▶

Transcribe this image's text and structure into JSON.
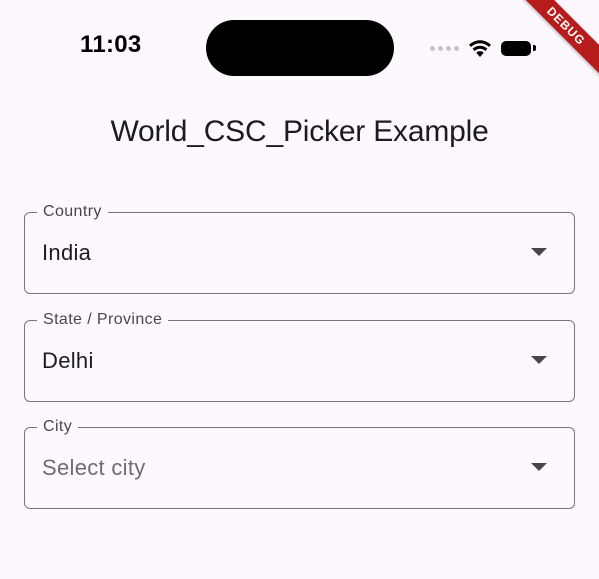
{
  "status_bar": {
    "time": "11:03"
  },
  "debug_banner": {
    "label": "DEBUG",
    "color": "#b71c1c"
  },
  "app": {
    "title": "World_CSC_Picker Example"
  },
  "fields": [
    {
      "label": "Country",
      "value": "India",
      "is_placeholder": false,
      "icon": "arrow-drop-down-icon"
    },
    {
      "label": "State / Province",
      "value": "Delhi",
      "is_placeholder": false,
      "icon": "arrow-drop-down-icon"
    },
    {
      "label": "City",
      "value": "Select city",
      "is_placeholder": true,
      "icon": "arrow-drop-down-icon"
    }
  ],
  "colors": {
    "background": "#fdf8fd",
    "outline": "#79747e",
    "label": "#49454f",
    "placeholder": "#6f6a74"
  }
}
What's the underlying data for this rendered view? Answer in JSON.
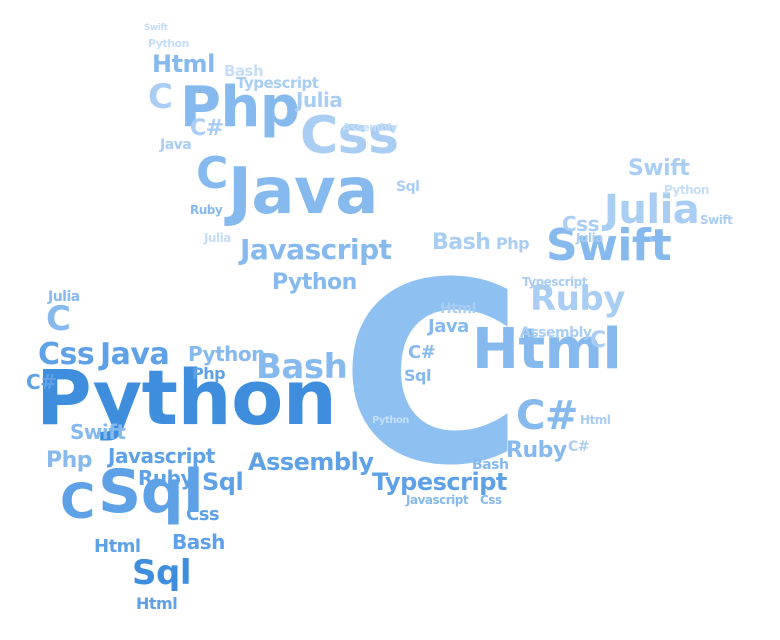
{
  "words": {
    "python_big": "Python",
    "c_big": "C",
    "java_big": "Java",
    "html_big": "Html",
    "php_big": "Php",
    "css_big": "Css",
    "sql_big": "Sql",
    "c_left": "C",
    "swift_r": "Swift",
    "julia_r": "Julia",
    "ruby_r": "Ruby",
    "javascript_m": "Javascript",
    "bash_m": "Bash",
    "assembly_m": "Assembly",
    "typescript_m": "Typescript",
    "csharp_m": "C#",
    "python_m": "Python",
    "html_top": "Html",
    "bash_top": "Bash",
    "python_top": "Python",
    "swift_top": "Swift",
    "julia_top": "Julia",
    "c_top": "C",
    "csharp_top": "C#",
    "typescript_top": "Typescript",
    "assembly_top": "Assembly",
    "css_l": "Css",
    "java_l": "Java",
    "python_l": "Python",
    "php_l": "Php",
    "swift_l": "Swift",
    "ruby_l": "Ruby",
    "javascript_l": "Javascript",
    "sql_l": "Sql",
    "bash_l": "Bash",
    "html_l": "Html",
    "css_l2": "Css",
    "sql_l2": "Sql",
    "html_l2": "Html",
    "julia_l": "Julia",
    "csharp_l": "C#",
    "c_l": "C",
    "java_s": "Java",
    "php_s": "Php",
    "csharp_s": "C#",
    "ruby_s": "Ruby",
    "julia_s": "Julia",
    "sql_s": "Sql",
    "css_s": "Css",
    "bash_s": "Bash",
    "html_s": "Html",
    "c_s": "C",
    "swift_s": "Swift",
    "typescript_s": "Typescript",
    "python_s": "Python",
    "java_r": "Java",
    "sql_r": "Sql",
    "ruby_r2": "Ruby",
    "c_r": "C",
    "csharp_r": "C#",
    "php_r": "Php",
    "html_r": "Html",
    "bash_r": "Bash",
    "swift_r2": "Swift",
    "python_r": "Python",
    "css_r": "Css",
    "julia_r2": "Julia",
    "assembly_r": "Assembly",
    "javascript_r": "Javascript"
  }
}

◀

■ Problem ■
Gather each line holding the string "Python".

■ Exercise answer ■
    "python_big": "Python",
    "python_m": "Python",
    "python_top": "Python",
    "python_l": "Python",
    "python_s": "Python",
    "python_r": "Python",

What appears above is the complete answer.